Provided material:
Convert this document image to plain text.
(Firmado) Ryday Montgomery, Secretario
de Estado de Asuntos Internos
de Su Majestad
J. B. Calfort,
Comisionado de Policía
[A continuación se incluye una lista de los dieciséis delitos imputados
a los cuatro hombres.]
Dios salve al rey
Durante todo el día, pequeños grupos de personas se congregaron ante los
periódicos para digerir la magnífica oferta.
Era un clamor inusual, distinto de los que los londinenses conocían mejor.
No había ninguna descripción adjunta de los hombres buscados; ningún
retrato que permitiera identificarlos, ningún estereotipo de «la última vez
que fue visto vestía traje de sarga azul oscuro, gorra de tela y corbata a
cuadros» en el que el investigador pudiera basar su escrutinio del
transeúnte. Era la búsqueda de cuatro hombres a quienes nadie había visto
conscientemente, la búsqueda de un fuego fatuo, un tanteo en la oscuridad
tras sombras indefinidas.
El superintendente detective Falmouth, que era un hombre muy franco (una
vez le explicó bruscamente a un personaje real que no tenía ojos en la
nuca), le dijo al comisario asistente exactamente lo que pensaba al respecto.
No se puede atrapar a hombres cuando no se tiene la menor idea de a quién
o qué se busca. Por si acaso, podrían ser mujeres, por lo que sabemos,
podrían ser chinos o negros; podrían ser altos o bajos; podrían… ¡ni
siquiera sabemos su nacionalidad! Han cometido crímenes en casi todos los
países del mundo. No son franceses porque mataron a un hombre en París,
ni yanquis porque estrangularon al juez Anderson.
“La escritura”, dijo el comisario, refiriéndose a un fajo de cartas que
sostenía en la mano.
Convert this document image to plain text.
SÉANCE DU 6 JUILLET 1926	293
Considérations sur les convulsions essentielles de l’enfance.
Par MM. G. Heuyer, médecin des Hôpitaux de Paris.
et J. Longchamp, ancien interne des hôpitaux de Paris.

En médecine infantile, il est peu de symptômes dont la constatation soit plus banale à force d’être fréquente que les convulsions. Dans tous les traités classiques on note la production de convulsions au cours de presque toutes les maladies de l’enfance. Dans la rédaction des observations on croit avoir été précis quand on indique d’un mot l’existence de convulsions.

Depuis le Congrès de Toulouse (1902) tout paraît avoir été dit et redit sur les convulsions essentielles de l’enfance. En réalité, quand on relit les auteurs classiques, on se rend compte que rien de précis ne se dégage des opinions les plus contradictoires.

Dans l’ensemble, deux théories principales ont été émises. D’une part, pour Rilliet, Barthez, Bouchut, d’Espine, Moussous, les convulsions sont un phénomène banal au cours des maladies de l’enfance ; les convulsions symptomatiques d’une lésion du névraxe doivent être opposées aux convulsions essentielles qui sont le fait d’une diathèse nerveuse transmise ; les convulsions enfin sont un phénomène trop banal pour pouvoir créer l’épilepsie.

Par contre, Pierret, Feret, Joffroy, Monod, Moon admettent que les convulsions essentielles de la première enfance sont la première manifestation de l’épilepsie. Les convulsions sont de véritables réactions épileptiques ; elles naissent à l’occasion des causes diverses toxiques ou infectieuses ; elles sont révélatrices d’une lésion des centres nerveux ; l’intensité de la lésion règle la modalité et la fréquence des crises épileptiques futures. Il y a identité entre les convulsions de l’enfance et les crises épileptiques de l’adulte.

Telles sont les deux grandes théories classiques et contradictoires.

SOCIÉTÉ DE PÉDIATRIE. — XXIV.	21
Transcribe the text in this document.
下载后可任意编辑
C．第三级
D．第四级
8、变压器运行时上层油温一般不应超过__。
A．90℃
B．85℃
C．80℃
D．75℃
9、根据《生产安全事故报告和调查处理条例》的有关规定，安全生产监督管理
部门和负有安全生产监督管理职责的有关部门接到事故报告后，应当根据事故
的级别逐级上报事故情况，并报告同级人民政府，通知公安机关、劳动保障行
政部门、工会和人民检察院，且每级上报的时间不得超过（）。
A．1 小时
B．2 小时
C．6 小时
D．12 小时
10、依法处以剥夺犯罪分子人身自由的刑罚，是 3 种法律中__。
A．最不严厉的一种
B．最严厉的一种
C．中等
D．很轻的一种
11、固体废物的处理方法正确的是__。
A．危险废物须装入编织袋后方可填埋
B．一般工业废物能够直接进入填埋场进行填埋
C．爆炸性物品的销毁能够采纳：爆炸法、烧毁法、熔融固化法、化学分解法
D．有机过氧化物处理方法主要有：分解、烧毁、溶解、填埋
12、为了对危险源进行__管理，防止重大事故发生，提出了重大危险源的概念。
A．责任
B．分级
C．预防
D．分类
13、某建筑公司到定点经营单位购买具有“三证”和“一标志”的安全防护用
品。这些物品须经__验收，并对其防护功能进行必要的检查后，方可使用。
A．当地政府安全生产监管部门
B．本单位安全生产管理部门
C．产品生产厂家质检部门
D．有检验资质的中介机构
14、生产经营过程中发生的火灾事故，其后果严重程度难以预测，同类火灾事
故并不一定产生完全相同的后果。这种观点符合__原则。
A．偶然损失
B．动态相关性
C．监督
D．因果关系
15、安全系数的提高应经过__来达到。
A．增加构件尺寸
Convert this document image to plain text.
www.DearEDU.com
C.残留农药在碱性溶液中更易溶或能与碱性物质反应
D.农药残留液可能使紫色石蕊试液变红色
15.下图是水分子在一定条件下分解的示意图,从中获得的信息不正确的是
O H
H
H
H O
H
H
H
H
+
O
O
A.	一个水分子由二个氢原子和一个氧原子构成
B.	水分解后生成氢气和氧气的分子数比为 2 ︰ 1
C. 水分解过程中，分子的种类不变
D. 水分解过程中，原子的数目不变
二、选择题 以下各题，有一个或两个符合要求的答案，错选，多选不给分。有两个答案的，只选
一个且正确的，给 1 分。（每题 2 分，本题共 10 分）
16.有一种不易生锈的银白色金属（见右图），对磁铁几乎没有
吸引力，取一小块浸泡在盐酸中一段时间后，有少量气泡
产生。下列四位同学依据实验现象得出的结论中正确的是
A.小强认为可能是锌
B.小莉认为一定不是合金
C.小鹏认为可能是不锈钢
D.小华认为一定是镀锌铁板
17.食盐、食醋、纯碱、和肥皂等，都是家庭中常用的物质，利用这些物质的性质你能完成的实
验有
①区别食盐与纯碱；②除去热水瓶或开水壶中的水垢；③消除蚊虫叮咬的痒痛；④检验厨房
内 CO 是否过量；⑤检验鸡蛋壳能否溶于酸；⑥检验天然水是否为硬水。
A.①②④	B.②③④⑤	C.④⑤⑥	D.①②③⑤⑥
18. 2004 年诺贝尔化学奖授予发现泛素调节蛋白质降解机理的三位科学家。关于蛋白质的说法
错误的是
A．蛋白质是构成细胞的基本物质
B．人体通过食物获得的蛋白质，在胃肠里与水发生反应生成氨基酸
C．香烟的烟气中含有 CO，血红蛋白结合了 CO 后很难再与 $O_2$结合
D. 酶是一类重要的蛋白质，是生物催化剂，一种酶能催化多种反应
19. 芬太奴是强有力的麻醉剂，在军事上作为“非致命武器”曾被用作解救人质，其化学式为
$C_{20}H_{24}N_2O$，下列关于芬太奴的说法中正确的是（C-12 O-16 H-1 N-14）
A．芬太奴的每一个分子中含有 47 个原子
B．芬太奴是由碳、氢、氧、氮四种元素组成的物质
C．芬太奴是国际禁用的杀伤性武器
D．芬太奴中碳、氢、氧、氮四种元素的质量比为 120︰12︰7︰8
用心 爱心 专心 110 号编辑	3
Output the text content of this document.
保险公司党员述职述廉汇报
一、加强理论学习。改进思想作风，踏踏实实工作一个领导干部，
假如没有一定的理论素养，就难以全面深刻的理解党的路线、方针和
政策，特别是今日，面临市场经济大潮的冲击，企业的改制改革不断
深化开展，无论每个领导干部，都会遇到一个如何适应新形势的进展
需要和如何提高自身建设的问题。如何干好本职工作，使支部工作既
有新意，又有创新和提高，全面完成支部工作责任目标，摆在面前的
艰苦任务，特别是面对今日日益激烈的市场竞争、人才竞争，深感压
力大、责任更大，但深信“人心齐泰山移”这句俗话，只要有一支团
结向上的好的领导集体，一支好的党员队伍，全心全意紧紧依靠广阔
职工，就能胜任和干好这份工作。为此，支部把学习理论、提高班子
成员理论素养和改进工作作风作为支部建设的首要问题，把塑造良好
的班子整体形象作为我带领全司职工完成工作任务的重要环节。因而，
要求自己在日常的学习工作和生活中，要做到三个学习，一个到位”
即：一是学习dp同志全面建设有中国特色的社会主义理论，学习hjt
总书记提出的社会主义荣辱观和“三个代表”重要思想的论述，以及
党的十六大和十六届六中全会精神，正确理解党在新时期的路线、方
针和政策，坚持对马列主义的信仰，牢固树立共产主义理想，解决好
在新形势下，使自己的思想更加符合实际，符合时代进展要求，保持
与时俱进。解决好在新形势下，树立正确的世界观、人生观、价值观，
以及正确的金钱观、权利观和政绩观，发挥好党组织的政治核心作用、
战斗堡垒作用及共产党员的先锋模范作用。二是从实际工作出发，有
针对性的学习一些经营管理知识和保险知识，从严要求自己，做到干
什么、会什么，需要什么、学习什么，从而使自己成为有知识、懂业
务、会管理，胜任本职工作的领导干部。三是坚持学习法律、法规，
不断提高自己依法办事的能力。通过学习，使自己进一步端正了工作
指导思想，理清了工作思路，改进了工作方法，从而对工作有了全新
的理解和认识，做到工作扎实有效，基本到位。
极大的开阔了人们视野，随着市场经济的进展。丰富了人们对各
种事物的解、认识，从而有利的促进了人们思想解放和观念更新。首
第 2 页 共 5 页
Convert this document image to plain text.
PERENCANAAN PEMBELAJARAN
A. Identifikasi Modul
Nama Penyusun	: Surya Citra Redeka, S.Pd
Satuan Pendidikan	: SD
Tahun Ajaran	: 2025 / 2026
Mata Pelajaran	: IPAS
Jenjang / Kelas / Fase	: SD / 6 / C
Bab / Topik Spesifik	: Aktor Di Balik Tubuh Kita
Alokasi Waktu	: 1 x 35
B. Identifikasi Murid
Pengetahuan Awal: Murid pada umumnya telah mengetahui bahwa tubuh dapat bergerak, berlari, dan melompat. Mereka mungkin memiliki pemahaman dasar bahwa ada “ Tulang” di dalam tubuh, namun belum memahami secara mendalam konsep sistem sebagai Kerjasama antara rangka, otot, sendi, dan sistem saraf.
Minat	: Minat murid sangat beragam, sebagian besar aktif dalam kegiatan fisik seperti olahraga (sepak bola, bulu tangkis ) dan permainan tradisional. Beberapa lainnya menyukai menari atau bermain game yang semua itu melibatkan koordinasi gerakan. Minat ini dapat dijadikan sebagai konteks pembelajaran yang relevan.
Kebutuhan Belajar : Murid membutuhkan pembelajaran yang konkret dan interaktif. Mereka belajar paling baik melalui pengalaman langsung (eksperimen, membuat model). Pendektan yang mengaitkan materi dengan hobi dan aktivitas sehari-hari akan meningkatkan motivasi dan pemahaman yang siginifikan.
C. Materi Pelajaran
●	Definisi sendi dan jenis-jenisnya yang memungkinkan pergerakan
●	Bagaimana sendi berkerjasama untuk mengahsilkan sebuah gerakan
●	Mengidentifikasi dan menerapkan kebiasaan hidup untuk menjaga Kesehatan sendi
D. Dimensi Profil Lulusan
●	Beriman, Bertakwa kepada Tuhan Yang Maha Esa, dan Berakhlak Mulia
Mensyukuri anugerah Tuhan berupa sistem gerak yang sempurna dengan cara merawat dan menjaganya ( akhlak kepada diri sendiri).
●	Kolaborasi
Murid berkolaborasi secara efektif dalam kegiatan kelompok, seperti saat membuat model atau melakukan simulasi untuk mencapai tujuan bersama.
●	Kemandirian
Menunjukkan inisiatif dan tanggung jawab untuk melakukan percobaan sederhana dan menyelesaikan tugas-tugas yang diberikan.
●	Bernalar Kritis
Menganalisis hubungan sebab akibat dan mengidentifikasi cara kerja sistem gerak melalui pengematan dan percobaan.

Brief: Pick out lines containing the word "quand", each one as written.

Output of the exercise:
En médecine infantile, il est peu de symptômes dont la constatation soit plus banale à force d’être fréquente que les convulsions. Dans tous les traités classiques on note la production de convulsions au cours de presque toutes les maladies de l’enfance. Dans la rédaction des observations on croit avoir été précis quand on indique d’un mot l’existence de convulsions.
Depuis le Congrès de Toulouse (1902) tout paraît avoir été dit et redit sur les convulsions essentielles de l’enfance. En réalité, quand on relit les auteurs classiques, on se rend compte que rien de précis ne se dégage des opinions les plus contradictoires.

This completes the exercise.